### Requirement
Leave out the pictures and print precisely the lines from the line with "Output the text content of this document." to the final line of the entries, both ends included.

### Dataset items

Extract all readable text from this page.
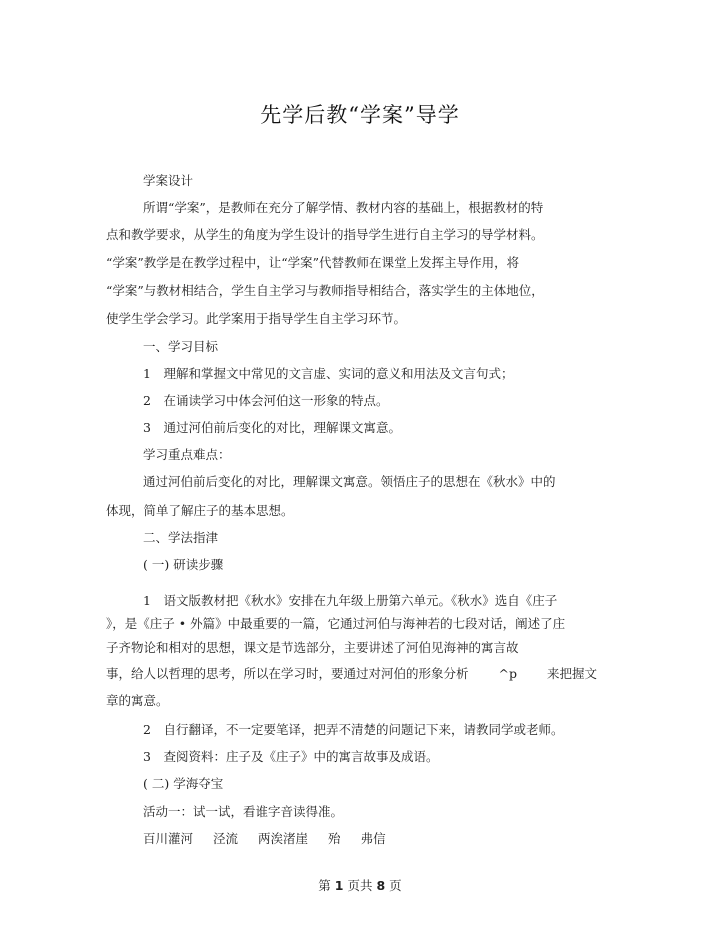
先学后教“学案”导学
学案设计
所谓“学案”，是教师在充分了解学情、教材内容的基础上，根据教材的特
点和教学要求，从学生的角度为学生设计的指导学生进行自主学习的导学材料。
“学案”教学是在教学过程中，让“学案”代替教师在课堂上发挥主导作用，将
“学案”与教材相结合，学生自主学习与教师指导相结合，落实学生的主体地位，
使学生学会学习。此学案用于指导学生自主学习环节。
一、学习目标
1　理解和掌握文中常见的文言虚、实词的意义和用法及文言句式；
2　在诵读学习中体会河伯这一形象的特点。
3　通过河伯前后变化的对比，理解课文寓意。
学习重点难点：
通过河伯前后变化的对比，理解课文寓意。领悟庄子的思想在《秋水》中的
体现，简单了解庄子的基本思想。
二、学法指津
( 一) 研读步骤
1　语文版教材把《秋水》安排在九年级上册第六单元。《秋水》选自《庄子
》，是《庄子 • 外篇》中最重要的一篇，它通过河伯与海神若的七段对话，阐述了庄
子齐物论和相对的思想，课文是节选部分，主要讲述了河伯见海神的寓言故
事，给人以哲理的思考，所以在学习时，要通过对河伯的形象分析 ^p 来把握文
章的寓意。
2　自行翻译，不一定要笔译，把弄不清楚的问题记下来，请教同学或老师。
3　查阅资料：庄子及《庄子》中的寓言故事及成语。
( 二) 学海夺宝
活动一：试一试，看谁字音读得准。
百川灌河 泾流 两涘渚崖 殆 弗信
第 1 页共 8 页
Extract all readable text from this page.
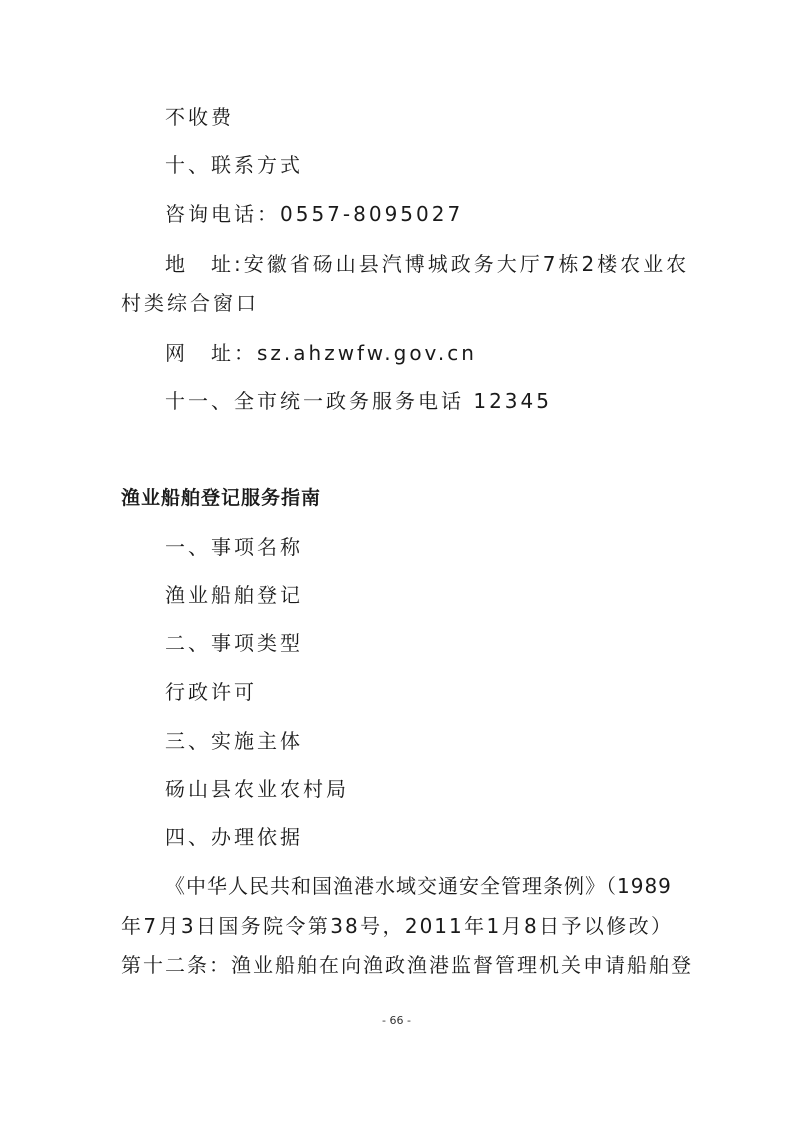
不收费
十、联系方式
咨询电话：0557-8095027
地　址:安徽省砀山县汽博城政务大厅7栋2楼农业农
村类综合窗口
网　址：sz.ahzwfw.gov.cn
十一、全市统一政务服务电话 12345
渔业船舶登记服务指南
一、事项名称
渔业船舶登记
二、事项类型
行政许可
三、实施主体
砀山县农业农村局
四、办理依据
《中华人民共和国渔港水域交通安全管理条例》（1989
年7月3日国务院令第38号，2011年1月8日予以修改）
第十二条：渔业船舶在向渔政渔港监督管理机关申请船舶登
- 66 -
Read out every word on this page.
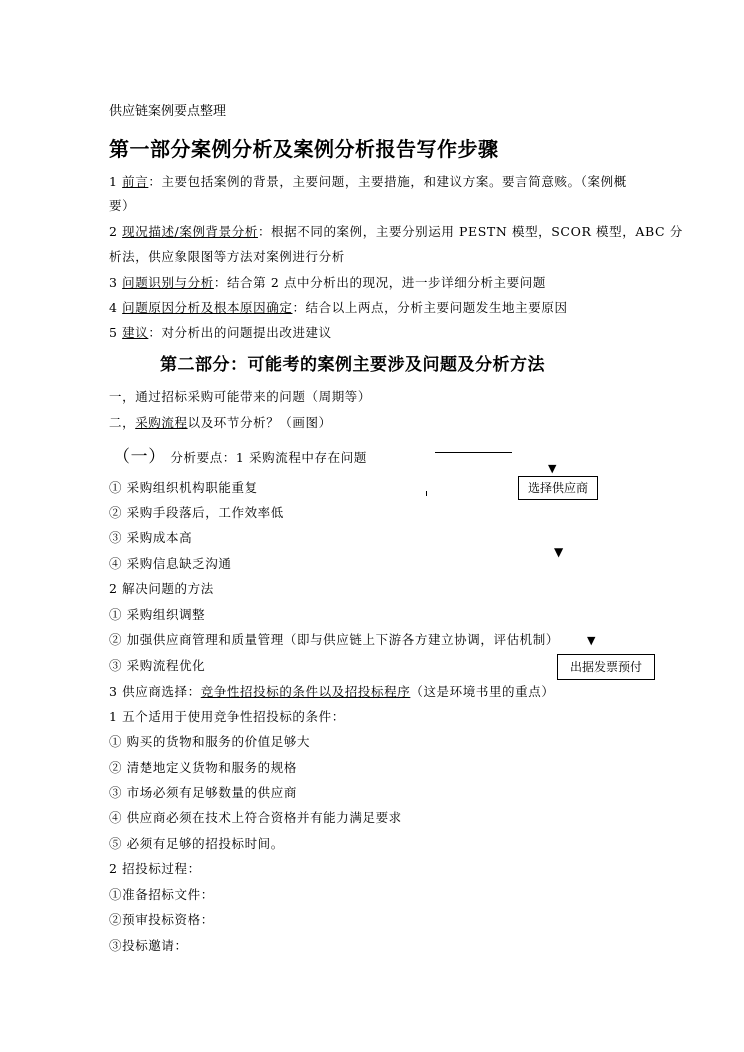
供应链案例要点整理
第一部分案例分析及案例分析报告写作步骤
1 前言：主要包括案例的背景，主要问题，主要措施，和建议方案。要言简意赅。（案例概
要）
2 现况描述/案例背景分析：根据不同的案例，主要分别运用 PESTN 模型，SCOR 模型，ABC 分
析法，供应象限图等方法对案例进行分析
3 问题识别与分析：结合第 2 点中分析出的现况，进一步详细分析主要问题
4 问题原因分析及根本原因确定：结合以上两点，分析主要问题发生地主要原因
5 建议：对分析出的问题提出改进建议
第二部分：可能考的案例主要涉及问题及分析方法
一，通过招标采购可能带来的问题（周期等）
二，采购流程以及环节分析？（画图）
（一） 分析要点：1 采购流程中存在问题
① 采购组织机构职能重复
② 采购手段落后，工作效率低
③ 采购成本高
④ 采购信息缺乏沟通
2 解决问题的方法
① 采购组织调整
② 加强供应商管理和质量管理（即与供应链上下游各方建立协调，评估机制）
③ 采购流程优化
3 供应商选择：竞争性招投标的条件以及招投标程序（这是环境书里的重点）
1 五个适用于使用竞争性招投标的条件：
① 购买的货物和服务的价值足够大
② 清楚地定义货物和服务的规格
③ 市场必须有足够数量的供应商
④ 供应商必须在技术上符合资格并有能力满足要求
⑤ 必须有足够的招投标时间。
2 招投标过程：
①准备招标文件：
②预审投标资格：
③投标邀请：
▼
选择供应商
▼
▼
出据发票预付
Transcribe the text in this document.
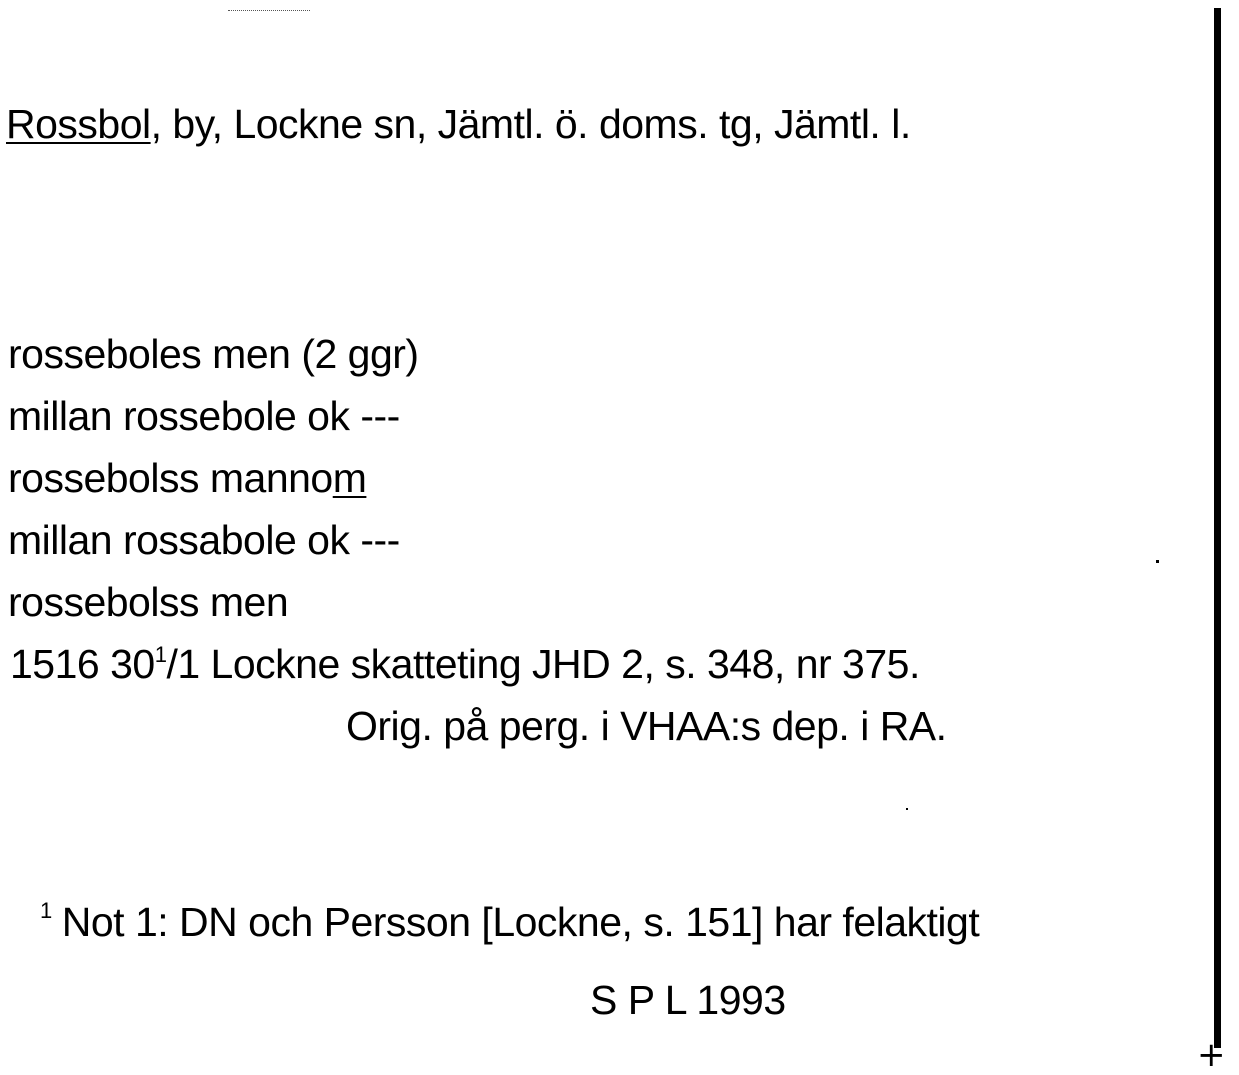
Rossbol, by, Lockne sn, Jämtl. ö. doms. tg, Jämtl. l.
rosseboles men (2 ggr)
millan rossebole ok ---
rossebolss mannom
millan rossabole ok ---
rossebolss men
1516 $30^1/1$ Lockne skatteting JHD 2, s. 348, nr 375.
Orig. på perg. i VHAA:s dep. i RA.
$^1$ Not 1: DN och Persson [Lockne, s. 151] har felaktigt
S P L 1993
+
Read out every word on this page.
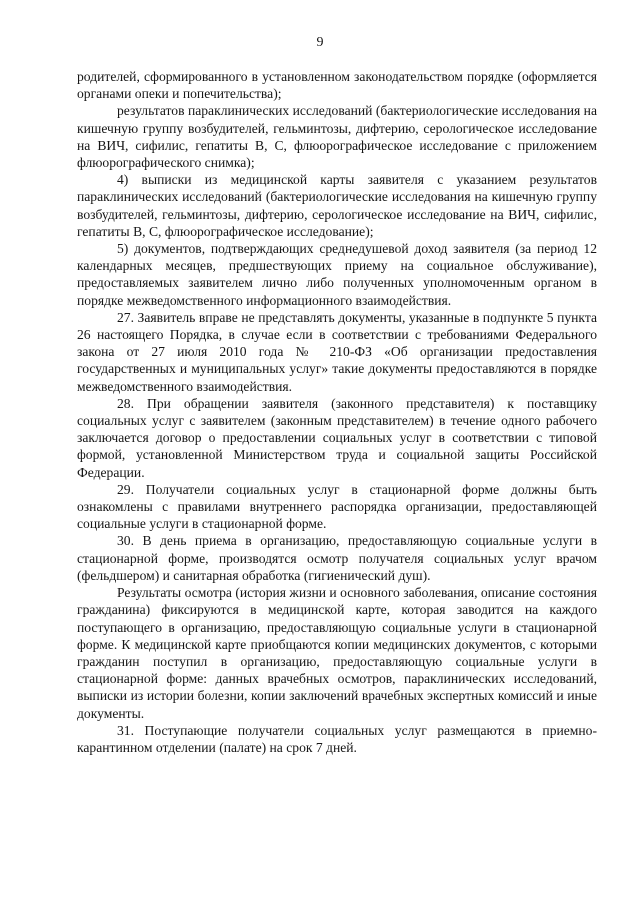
9

родителей, сформированного в установленном законодательством порядке (оформляется органами опеки и попечительства);

результатов параклинических исследований (бактериологические исследования на кишечную группу возбудителей, гельминтозы, дифтерию, серологическое исследование на ВИЧ, сифилис, гепатиты В, С, флюорографическое исследование с приложением флюорографического снимка);

4) выписки из медицинской карты заявителя с указанием результатов параклинических исследований (бактериологические исследования на кишечную группу возбудителей, гельминтозы, дифтерию, серологическое исследование на ВИЧ, сифилис, гепатиты В, С, флюорографическое исследование);

5) документов, подтверждающих среднедушевой доход заявителя (за период 12 календарных месяцев, предшествующих приему на социальное обслуживание), предоставляемых заявителем лично либо полученных уполномоченным органом в порядке межведомственного информационного взаимодействия.

27. Заявитель вправе не представлять документы, указанные в подпункте 5 пункта 26 настоящего Порядка, в случае если в соответствии с требованиями Федерального закона от 27 июля 2010 года № 210-ФЗ «Об организации предоставления государственных и муниципальных услуг» такие документы предоставляются в порядке межведомственного взаимодействия.

28. При обращении заявителя (законного представителя) к поставщику социальных услуг с заявителем (законным представителем) в течение одного рабочего заключается договор о предоставлении социальных услуг в соответствии с типовой формой, установленной Министерством труда и социальной защиты Российской Федерации.

29. Получатели социальных услуг в стационарной форме должны быть ознакомлены с правилами внутреннего распорядка организации, предоставляющей социальные услуги в стационарной форме.

30. В день приема в организацию, предоставляющую социальные услуги в стационарной форме, производятся осмотр получателя социальных услуг врачом (фельдшером) и санитарная обработка (гигиенический душ).

Результаты осмотра (история жизни и основного заболевания, описание состояния гражданина) фиксируются в медицинской карте, которая заводится на каждого поступающего в организацию, предоставляющую социальные услуги в стационарной форме. К медицинской карте приобщаются копии медицинских документов, с которыми гражданин поступил в организацию, предоставляющую социальные услуги в стационарной форме: данных врачебных осмотров, параклинических исследований, выписки из истории болезни, копии заключений врачебных экспертных комиссий и иные документы.

31. Поступающие получатели социальных услуг размещаются в приемно-карантинном отделении (палате) на срок 7 дней.
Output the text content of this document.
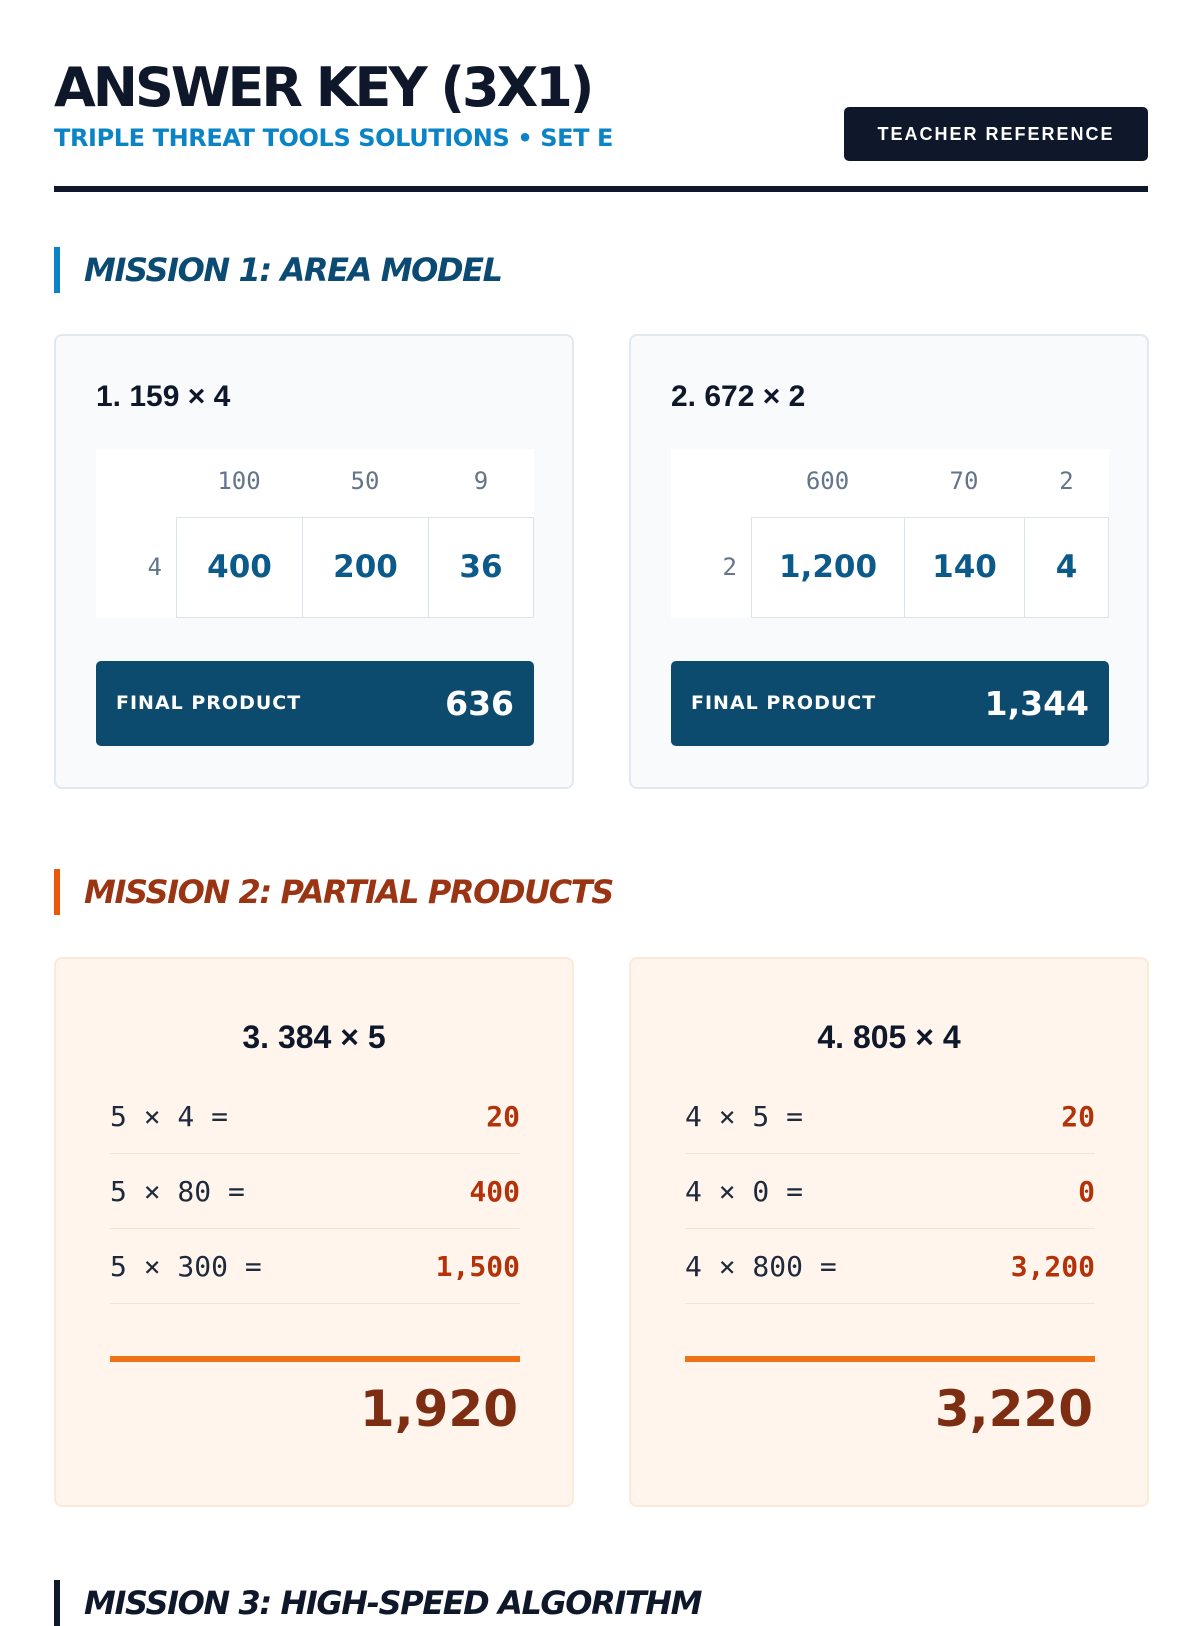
ANSWER KEY (3X1)
TRIPLE THREAT TOOLS SOLUTIONS • SET E	TEACHER REFERENCE
MISSION 1: AREA MODEL
1. 159 × 4
100	50	9
4	400	200	36
FINAL PRODUCT	636
2. 672 × 2
600	70	2
2	1,200	140	4
FINAL PRODUCT	1,344
MISSION 2: PARTIAL PRODUCTS
3. 384 × 5
5 × 4 =	20
5 × 80 =	400
5 × 300 =	1,500
1,920
4. 805 × 4
4 × 5 =	20
4 × 0 =	0
4 × 800 =	3,200
3,220
MISSION 3: HIGH-SPEED ALGORITHM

### Worked answer
Output the text content of this document.
ANSWER KEY (3X1)
TRIPLE THREAT TOOLS SOLUTIONS • SET E	TEACHER REFERENCE
MISSION 1: AREA MODEL
1. 159 × 4
100	50	9
4	400	200	36
FINAL PRODUCT	636
2. 672 × 2
600	70	2
2	1,200	140	4
FINAL PRODUCT	1,344
MISSION 2: PARTIAL PRODUCTS
3. 384 × 5
5 × 4 =	20
5 × 80 =	400
5 × 300 =	1,500
1,920
4. 805 × 4
4 × 5 =	20
4 × 0 =	0
4 × 800 =	3,200
3,220
MISSION 3: HIGH-SPEED ALGORITHM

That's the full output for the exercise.